Saved entries
------------------------------------------------
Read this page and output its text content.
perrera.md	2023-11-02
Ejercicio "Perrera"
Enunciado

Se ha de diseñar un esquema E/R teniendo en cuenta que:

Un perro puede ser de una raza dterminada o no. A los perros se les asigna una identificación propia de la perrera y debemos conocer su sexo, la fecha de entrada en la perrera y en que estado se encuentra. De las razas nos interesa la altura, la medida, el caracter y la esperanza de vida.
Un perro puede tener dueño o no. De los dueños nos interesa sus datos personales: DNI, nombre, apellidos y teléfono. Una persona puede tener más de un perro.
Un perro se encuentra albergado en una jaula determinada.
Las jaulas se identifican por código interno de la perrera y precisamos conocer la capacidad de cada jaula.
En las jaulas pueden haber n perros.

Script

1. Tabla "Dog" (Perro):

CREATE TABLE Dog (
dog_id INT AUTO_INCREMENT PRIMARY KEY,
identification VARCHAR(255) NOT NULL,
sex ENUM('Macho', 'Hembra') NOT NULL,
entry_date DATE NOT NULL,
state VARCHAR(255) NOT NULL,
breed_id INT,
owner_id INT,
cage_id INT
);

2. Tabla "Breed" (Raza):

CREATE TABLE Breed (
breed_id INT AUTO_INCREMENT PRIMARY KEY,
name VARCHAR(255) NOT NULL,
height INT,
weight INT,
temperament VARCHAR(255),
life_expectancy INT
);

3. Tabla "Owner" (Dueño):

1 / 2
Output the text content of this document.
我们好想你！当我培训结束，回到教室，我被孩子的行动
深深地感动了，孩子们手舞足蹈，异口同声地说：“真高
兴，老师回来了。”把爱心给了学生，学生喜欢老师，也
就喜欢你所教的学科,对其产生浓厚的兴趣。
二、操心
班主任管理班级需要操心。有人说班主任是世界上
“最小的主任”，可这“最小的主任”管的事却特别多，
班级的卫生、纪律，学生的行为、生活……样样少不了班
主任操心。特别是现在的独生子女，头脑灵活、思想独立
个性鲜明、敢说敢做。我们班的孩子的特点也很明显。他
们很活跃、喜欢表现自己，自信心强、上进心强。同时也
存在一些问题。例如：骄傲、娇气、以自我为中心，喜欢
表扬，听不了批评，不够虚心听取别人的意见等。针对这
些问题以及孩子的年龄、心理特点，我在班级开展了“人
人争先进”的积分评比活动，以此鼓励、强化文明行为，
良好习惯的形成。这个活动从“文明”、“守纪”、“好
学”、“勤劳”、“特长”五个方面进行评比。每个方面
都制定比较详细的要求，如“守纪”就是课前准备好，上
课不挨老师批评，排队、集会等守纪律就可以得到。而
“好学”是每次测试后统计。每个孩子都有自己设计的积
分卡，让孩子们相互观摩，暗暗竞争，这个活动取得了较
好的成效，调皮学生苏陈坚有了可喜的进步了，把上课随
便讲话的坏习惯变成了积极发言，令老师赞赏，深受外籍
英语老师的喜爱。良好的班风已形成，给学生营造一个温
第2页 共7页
------------------------------------------------
Transcribe the entire listing above precisely.

- TASK ANSWER:
Read this page and output its text content.
perrera.md	2023-11-02
Ejercicio "Perrera"
Enunciado

Se ha de diseñar un esquema E/R teniendo en cuenta que:

Un perro puede ser de una raza dterminada o no. A los perros se les asigna una identificación propia de la perrera y debemos conocer su sexo, la fecha de entrada en la perrera y en que estado se encuentra. De las razas nos interesa la altura, la medida, el caracter y la esperanza de vida.
Un perro puede tener dueño o no. De los dueños nos interesa sus datos personales: DNI, nombre, apellidos y teléfono. Una persona puede tener más de un perro.
Un perro se encuentra albergado en una jaula determinada.
Las jaulas se identifican por código interno de la perrera y precisamos conocer la capacidad de cada jaula.
En las jaulas pueden haber n perros.

Script

1. Tabla "Dog" (Perro):

CREATE TABLE Dog (
dog_id INT AUTO_INCREMENT PRIMARY KEY,
identification VARCHAR(255) NOT NULL,
sex ENUM('Macho', 'Hembra') NOT NULL,
entry_date DATE NOT NULL,
state VARCHAR(255) NOT NULL,
breed_id INT,
owner_id INT,
cage_id INT
);

2. Tabla "Breed" (Raza):

CREATE TABLE Breed (
breed_id INT AUTO_INCREMENT PRIMARY KEY,
name VARCHAR(255) NOT NULL,
height INT,
weight INT,
temperament VARCHAR(255),
life_expectancy INT
);

3. Tabla "Owner" (Dueño):

1 / 2
Output the text content of this document.
我们好想你！当我培训结束，回到教室，我被孩子的行动
深深地感动了，孩子们手舞足蹈，异口同声地说：“真高
兴，老师回来了。”把爱心给了学生，学生喜欢老师，也
就喜欢你所教的学科,对其产生浓厚的兴趣。
二、操心
班主任管理班级需要操心。有人说班主任是世界上
“最小的主任”，可这“最小的主任”管的事却特别多，
班级的卫生、纪律，学生的行为、生活……样样少不了班
主任操心。特别是现在的独生子女，头脑灵活、思想独立
个性鲜明、敢说敢做。我们班的孩子的特点也很明显。他
们很活跃、喜欢表现自己，自信心强、上进心强。同时也
存在一些问题。例如：骄傲、娇气、以自我为中心，喜欢
表扬，听不了批评，不够虚心听取别人的意见等。针对这
些问题以及孩子的年龄、心理特点，我在班级开展了“人
人争先进”的积分评比活动，以此鼓励、强化文明行为，
良好习惯的形成。这个活动从“文明”、“守纪”、“好
学”、“勤劳”、“特长”五个方面进行评比。每个方面
都制定比较详细的要求，如“守纪”就是课前准备好，上
课不挨老师批评，排队、集会等守纪律就可以得到。而
“好学”是每次测试后统计。每个孩子都有自己设计的积
分卡，让孩子们相互观摩，暗暗竞争，这个活动取得了较
好的成效，调皮学生苏陈坚有了可喜的进步了，把上课随
便讲话的坏习惯变成了积极发言，令老师赞赏，深受外籍
英语老师的喜爱。良好的班风已形成，给学生营造一个温
第2页 共7页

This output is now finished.